▶ Exercise task
Count every line that holds the string "Forum", then give that number alone.

++++++

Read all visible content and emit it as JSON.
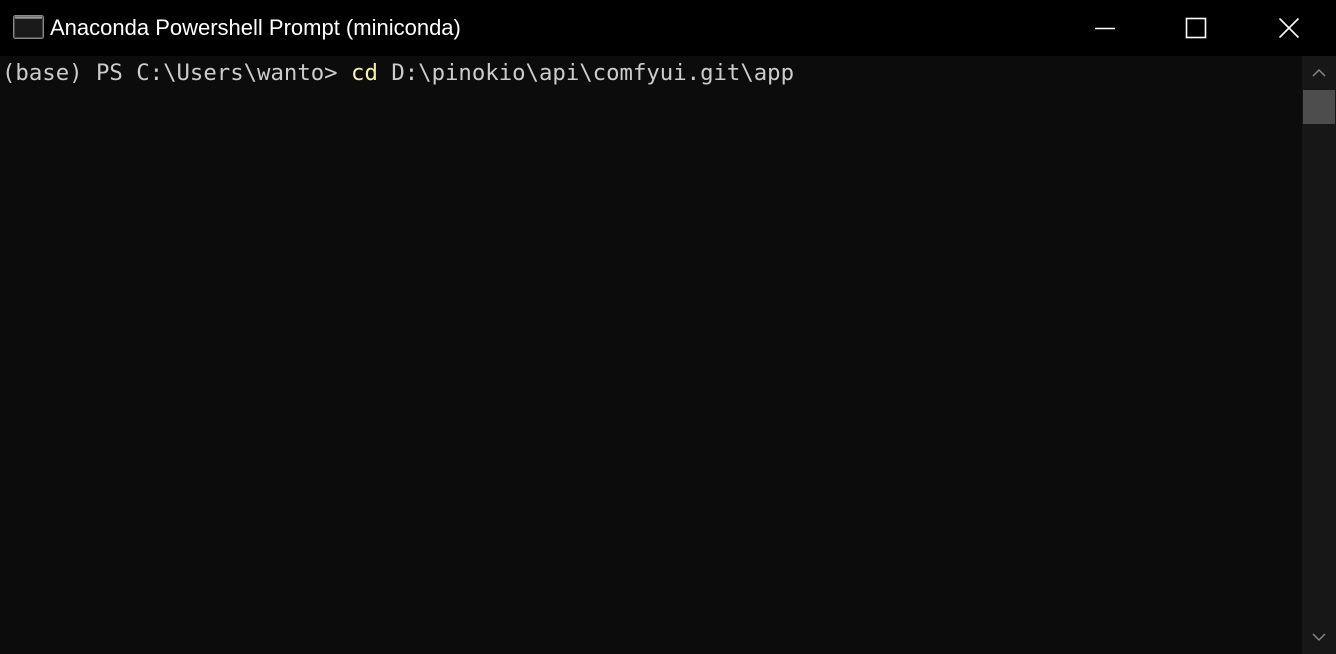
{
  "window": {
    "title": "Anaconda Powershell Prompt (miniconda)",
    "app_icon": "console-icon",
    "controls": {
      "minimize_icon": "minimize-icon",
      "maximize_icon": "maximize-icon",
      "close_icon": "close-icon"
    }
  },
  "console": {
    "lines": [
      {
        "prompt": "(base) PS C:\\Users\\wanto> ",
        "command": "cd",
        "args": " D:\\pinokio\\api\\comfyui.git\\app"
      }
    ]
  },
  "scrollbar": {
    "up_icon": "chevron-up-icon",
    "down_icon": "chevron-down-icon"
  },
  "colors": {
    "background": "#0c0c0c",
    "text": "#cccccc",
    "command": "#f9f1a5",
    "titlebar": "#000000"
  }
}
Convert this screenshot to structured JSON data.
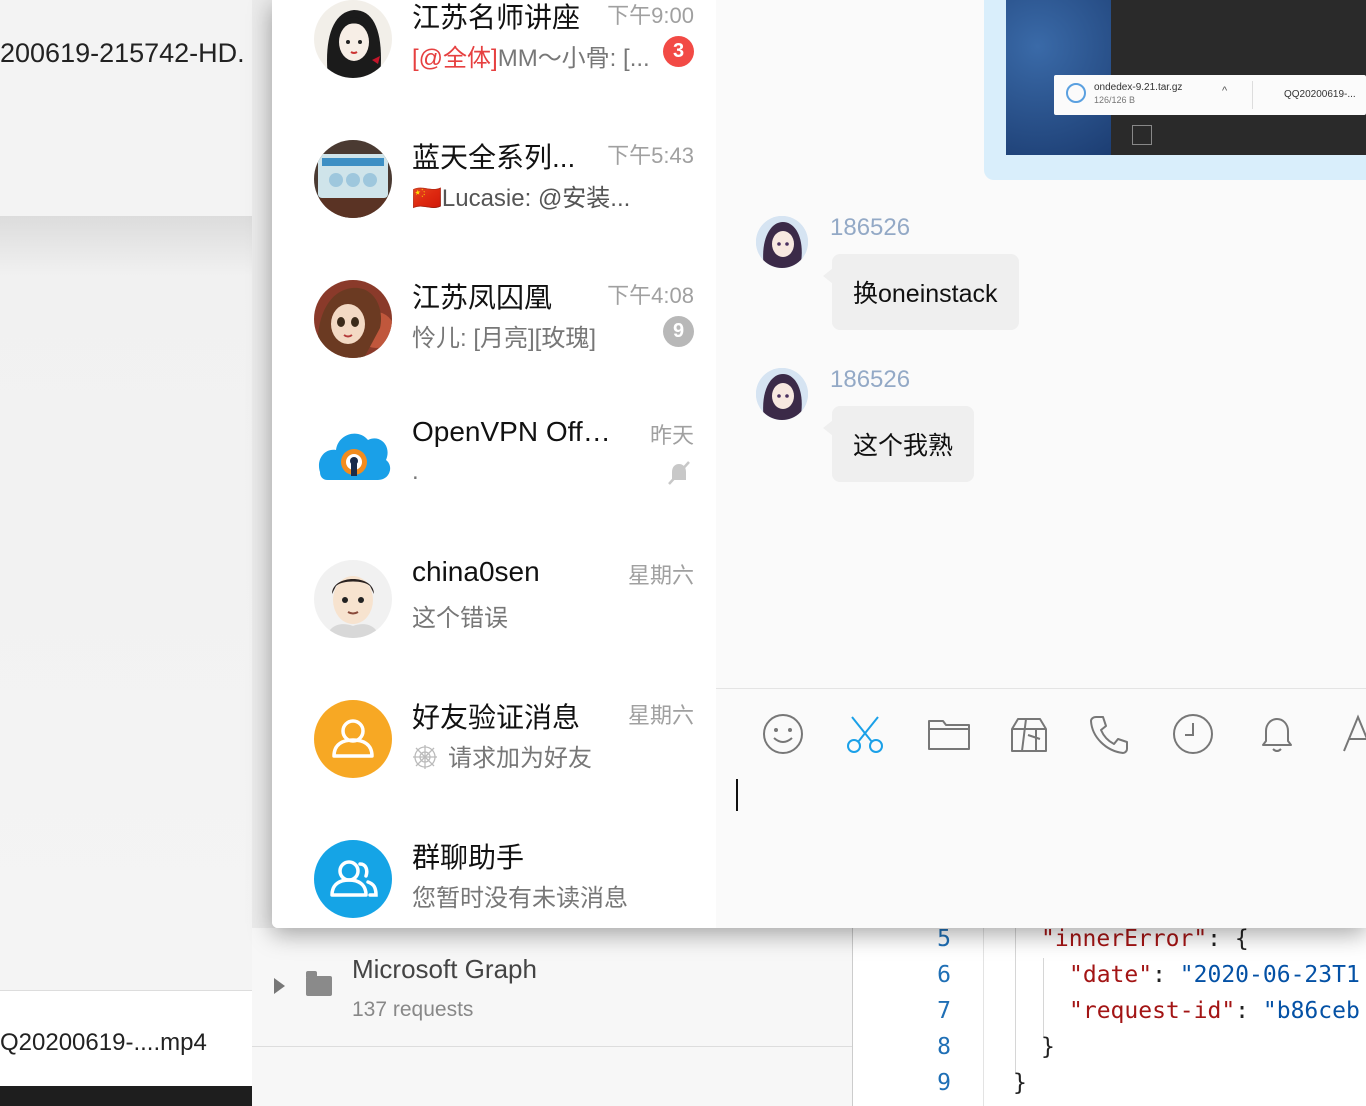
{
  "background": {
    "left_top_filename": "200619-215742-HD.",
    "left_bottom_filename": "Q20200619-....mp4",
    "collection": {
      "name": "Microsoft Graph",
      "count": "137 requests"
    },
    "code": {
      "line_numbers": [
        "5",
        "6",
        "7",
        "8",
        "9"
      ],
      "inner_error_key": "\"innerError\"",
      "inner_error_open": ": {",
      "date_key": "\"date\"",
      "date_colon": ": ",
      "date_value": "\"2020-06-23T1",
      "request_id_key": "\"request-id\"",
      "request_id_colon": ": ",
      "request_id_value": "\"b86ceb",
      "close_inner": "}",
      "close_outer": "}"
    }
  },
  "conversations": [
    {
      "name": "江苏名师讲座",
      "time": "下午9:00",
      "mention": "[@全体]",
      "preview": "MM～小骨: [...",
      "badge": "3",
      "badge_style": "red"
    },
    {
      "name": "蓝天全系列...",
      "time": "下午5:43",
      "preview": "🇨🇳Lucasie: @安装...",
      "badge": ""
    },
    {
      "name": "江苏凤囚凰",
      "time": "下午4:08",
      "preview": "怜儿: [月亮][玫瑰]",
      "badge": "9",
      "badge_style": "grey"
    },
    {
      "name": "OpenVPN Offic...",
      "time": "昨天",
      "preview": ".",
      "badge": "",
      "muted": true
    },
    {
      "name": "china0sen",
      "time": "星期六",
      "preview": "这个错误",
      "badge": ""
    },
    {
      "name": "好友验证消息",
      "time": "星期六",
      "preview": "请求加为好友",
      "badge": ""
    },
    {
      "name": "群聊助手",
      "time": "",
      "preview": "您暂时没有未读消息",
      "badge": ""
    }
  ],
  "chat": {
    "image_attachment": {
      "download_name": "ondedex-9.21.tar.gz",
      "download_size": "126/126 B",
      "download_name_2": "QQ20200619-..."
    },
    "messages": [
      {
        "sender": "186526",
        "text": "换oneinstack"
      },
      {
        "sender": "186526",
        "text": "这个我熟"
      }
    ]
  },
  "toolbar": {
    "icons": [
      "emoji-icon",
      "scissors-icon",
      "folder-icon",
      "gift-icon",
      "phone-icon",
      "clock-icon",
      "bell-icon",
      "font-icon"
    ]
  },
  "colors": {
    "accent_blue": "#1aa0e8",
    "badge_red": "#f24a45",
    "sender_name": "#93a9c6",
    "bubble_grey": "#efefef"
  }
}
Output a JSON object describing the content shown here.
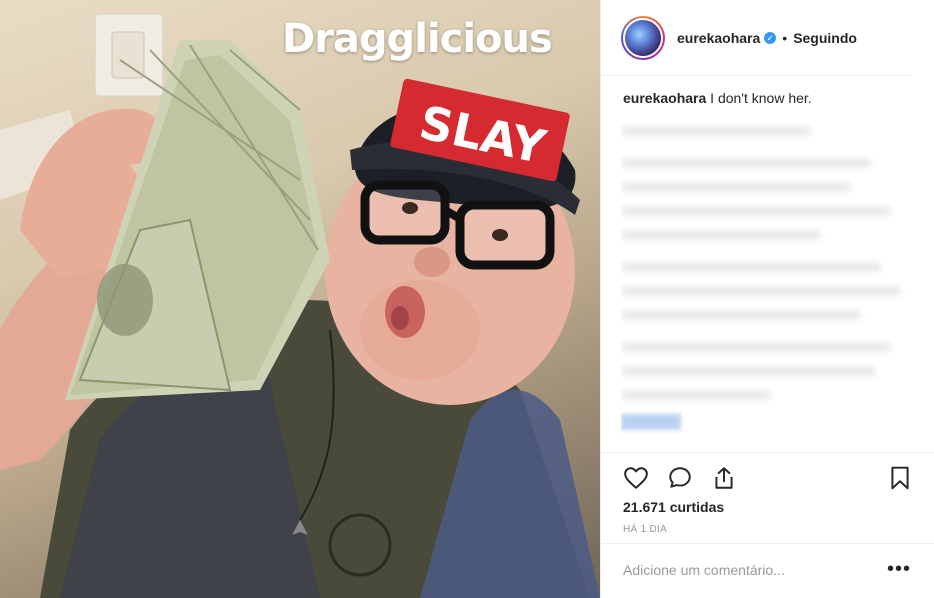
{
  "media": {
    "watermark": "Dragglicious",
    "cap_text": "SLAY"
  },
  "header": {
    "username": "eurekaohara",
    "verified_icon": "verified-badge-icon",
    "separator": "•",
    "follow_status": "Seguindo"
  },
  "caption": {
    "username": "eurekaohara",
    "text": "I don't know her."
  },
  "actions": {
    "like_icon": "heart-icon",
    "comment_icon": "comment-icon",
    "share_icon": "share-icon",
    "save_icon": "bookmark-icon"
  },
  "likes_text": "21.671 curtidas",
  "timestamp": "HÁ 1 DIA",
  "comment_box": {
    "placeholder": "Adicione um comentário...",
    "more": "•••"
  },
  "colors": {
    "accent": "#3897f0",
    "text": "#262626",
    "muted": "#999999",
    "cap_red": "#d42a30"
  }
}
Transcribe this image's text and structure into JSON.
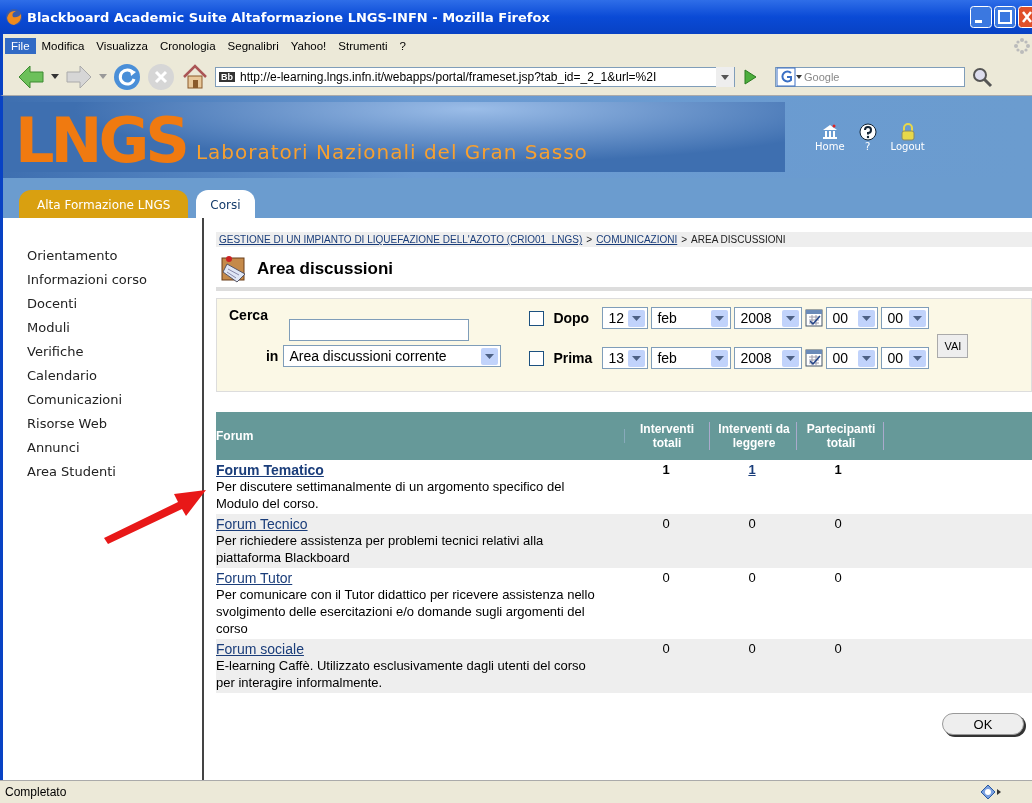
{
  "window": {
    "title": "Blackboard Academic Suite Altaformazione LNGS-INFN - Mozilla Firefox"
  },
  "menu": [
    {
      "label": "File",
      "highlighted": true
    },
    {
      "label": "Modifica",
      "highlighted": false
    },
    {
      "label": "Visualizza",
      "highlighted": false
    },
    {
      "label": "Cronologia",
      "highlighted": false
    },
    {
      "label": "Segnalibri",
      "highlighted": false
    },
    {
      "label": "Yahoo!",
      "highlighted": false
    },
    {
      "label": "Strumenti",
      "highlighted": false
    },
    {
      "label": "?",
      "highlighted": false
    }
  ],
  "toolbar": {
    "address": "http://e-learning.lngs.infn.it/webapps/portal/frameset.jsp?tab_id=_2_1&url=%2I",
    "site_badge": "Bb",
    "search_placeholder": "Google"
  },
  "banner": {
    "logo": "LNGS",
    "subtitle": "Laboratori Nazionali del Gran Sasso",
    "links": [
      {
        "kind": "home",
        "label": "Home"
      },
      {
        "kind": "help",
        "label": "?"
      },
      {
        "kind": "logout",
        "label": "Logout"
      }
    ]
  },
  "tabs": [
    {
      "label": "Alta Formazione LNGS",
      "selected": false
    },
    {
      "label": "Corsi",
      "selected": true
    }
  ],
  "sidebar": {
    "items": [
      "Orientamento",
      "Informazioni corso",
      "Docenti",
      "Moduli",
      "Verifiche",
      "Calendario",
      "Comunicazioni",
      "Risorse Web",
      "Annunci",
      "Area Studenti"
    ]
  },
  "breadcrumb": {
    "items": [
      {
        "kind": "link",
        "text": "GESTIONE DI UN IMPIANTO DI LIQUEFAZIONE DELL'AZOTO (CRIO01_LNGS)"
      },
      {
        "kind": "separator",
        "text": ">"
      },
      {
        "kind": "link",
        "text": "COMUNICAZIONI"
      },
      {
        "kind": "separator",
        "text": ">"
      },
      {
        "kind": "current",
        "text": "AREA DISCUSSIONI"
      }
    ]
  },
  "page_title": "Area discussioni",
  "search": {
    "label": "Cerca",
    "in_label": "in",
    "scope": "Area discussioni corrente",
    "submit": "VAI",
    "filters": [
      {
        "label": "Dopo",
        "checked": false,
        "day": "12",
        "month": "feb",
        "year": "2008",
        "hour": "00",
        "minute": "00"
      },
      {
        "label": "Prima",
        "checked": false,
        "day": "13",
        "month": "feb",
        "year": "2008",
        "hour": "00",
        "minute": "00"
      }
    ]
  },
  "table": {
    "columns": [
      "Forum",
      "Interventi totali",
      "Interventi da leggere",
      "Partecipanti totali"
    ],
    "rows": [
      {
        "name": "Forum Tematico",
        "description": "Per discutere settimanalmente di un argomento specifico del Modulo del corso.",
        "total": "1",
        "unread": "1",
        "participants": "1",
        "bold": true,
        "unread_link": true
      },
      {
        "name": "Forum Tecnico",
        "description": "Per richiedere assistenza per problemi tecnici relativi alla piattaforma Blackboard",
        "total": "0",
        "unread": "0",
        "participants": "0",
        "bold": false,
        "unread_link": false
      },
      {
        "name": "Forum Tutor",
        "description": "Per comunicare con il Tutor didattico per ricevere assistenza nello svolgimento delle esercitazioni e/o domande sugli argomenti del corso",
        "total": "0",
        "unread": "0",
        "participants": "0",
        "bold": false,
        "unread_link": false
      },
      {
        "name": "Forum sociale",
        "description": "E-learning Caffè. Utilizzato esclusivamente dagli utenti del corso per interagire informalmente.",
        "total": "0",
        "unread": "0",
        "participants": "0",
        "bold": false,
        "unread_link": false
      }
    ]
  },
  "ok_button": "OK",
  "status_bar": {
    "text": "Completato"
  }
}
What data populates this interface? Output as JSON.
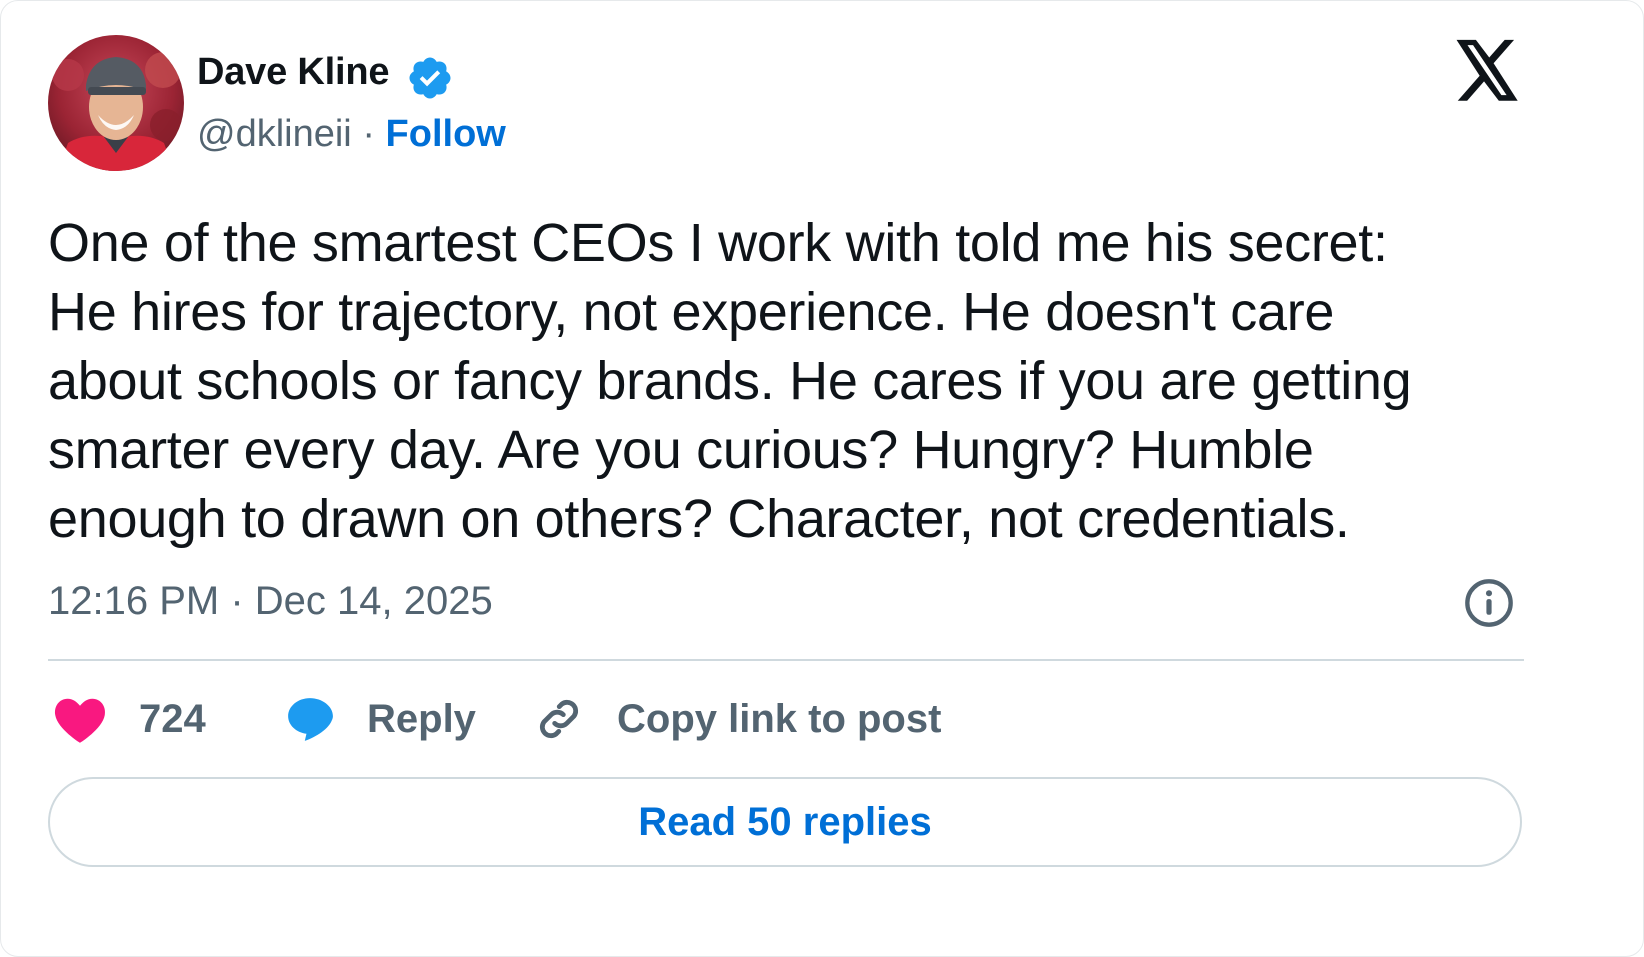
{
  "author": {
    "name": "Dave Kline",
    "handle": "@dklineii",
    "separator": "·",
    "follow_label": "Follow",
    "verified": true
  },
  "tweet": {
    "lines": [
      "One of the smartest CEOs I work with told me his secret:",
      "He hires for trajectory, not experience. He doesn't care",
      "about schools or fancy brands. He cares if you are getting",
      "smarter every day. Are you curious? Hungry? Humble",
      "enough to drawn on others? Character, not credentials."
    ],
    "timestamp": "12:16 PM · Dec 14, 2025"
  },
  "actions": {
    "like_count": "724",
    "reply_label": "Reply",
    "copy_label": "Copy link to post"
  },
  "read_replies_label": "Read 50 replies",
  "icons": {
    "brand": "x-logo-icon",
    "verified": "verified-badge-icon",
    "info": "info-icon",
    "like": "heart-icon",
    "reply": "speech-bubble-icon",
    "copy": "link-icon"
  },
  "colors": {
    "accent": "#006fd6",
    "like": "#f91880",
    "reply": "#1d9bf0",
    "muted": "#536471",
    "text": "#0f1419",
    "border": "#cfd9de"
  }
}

++++++

▶ Answer to this task
5